Your task is to print every entry below exactly as given.

— Start Entries supplied —

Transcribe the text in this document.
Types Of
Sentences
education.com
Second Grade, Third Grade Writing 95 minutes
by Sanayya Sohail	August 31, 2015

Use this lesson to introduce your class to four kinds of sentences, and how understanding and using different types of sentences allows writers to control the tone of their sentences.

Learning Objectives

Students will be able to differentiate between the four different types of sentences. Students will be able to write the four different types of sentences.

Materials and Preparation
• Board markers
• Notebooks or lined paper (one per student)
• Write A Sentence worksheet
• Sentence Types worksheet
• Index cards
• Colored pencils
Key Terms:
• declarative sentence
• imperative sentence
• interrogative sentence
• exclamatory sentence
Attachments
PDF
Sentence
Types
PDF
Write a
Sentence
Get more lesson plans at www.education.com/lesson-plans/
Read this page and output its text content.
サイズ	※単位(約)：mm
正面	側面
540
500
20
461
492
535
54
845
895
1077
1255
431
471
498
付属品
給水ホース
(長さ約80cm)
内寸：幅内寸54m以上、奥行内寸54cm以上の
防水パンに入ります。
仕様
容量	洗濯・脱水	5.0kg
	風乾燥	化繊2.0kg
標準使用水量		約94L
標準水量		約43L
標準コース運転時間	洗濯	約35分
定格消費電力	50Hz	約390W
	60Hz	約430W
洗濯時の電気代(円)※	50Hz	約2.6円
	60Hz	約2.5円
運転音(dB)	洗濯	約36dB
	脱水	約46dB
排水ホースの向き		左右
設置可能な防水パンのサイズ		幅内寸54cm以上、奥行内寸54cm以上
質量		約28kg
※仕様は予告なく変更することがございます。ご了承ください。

— End Entries supplied —

> [Written answer]:
Transcribe the text in this document.
Types Of
Sentences
education.com
Second Grade, Third Grade Writing 95 minutes
by Sanayya Sohail	August 31, 2015

Use this lesson to introduce your class to four kinds of sentences, and how understanding and using different types of sentences allows writers to control the tone of their sentences.

Learning Objectives

Students will be able to differentiate between the four different types of sentences. Students will be able to write the four different types of sentences.

Materials and Preparation
• Board markers
• Notebooks or lined paper (one per student)
• Write A Sentence worksheet
• Sentence Types worksheet
• Index cards
• Colored pencils
Key Terms:
• declarative sentence
• imperative sentence
• interrogative sentence
• exclamatory sentence
Attachments
PDF
Sentence
Types
PDF
Write a
Sentence
Get more lesson plans at www.education.com/lesson-plans/
Read this page and output its text content.
サイズ	※単位(約)：mm
正面	側面
540
500
20
461
492
535
54
845
895
1077
1255
431
471
498
付属品
給水ホース
(長さ約80cm)
内寸：幅内寸54m以上、奥行内寸54cm以上の
防水パンに入ります。
仕様
容量	洗濯・脱水	5.0kg
	風乾燥	化繊2.0kg
標準使用水量		約94L
標準水量		約43L
標準コース運転時間	洗濯	約35分
定格消費電力	50Hz	約390W
	60Hz	約430W
洗濯時の電気代(円)※	50Hz	約2.6円
	60Hz	約2.5円
運転音(dB)	洗濯	約36dB
	脱水	約46dB
排水ホースの向き		左右
設置可能な防水パンのサイズ		幅内寸54cm以上、奥行内寸54cm以上
質量		約28kg
※仕様は予告なく変更することがございます。ご了承ください。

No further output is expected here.